[Collected data entries]
<<<<

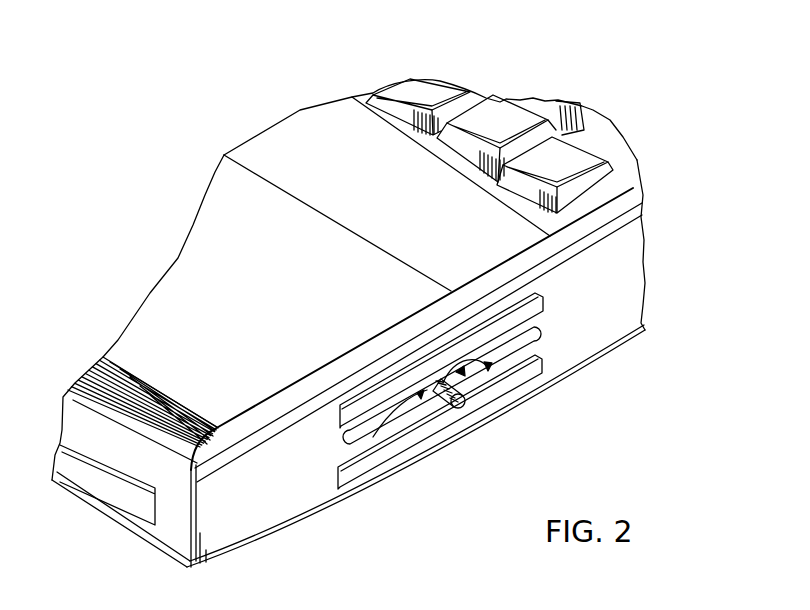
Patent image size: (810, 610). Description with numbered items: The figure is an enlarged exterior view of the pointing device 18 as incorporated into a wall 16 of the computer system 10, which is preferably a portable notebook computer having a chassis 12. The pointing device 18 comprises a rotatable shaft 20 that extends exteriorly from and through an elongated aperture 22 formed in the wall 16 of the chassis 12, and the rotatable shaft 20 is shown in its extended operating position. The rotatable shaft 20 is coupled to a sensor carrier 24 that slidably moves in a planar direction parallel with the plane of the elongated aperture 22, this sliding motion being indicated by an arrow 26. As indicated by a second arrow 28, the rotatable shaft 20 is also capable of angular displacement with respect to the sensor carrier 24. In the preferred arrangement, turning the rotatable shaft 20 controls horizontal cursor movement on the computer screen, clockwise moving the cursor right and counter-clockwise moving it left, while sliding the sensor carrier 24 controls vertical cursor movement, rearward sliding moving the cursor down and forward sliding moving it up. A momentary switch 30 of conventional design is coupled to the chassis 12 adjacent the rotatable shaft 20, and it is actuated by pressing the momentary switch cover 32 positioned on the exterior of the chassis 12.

The computer system 10 is at (325, 65).
The chassis 12 is at (645, 216).
The wall 16 is at (603, 330).
The pointing device 18 is at (453, 415).
The rotatable shaft 20 is at (466, 403).
The elongated aperture 22 is at (540, 325).
The sensor carrier 24 is at (360, 440).
The arrow 26 is at (502, 350).
The arrow 28 is at (420, 398).
The momentary switch 30 is at (411, 357).
The momentary switch cover 32 is at (453, 360).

>>>>

● Task brief
Swap "enlarged" for "magnified" in the items above, and write out every line again with nothing else changed. Leave the pictures out of your answer.

● Task response
Patent image size: (810, 610). Description with numbered items: The figure is an magnified exterior view of the pointing device 18 as incorporated into a wall 16 of the computer system 10, which is preferably a portable notebook computer having a chassis 12. The pointing device 18 comprises a rotatable shaft 20 that extends exteriorly from and through an elongated aperture 22 formed in the wall 16 of the chassis 12, and the rotatable shaft 20 is shown in its extended operating position. The rotatable shaft 20 is coupled to a sensor carrier 24 that slidably moves in a planar direction parallel with the plane of the elongated aperture 22, this sliding motion being indicated by an arrow 26. As indicated by a second arrow 28, the rotatable shaft 20 is also capable of angular displacement with respect to the sensor carrier 24. In the preferred arrangement, turning the rotatable shaft 20 controls horizontal cursor movement on the computer screen, clockwise moving the cursor right and counter-clockwise moving it left, while sliding the sensor carrier 24 controls vertical cursor movement, rearward sliding moving the cursor down and forward sliding moving it up. A momentary switch 30 of conventional design is coupled to the chassis 12 adjacent the rotatable shaft 20, and it is actuated by pressing the momentary switch cover 32 positioned on the exterior of the chassis 12.

The computer system 10 is at (325, 65).
The chassis 12 is at (645, 216).
The wall 16 is at (603, 330).
The pointing device 18 is at (453, 415).
The rotatable shaft 20 is at (466, 403).
The elongated aperture 22 is at (540, 325).
The sensor carrier 24 is at (360, 440).
The arrow 26 is at (502, 350).
The arrow 28 is at (420, 398).
The momentary switch 30 is at (411, 357).
The momentary switch cover 32 is at (453, 360).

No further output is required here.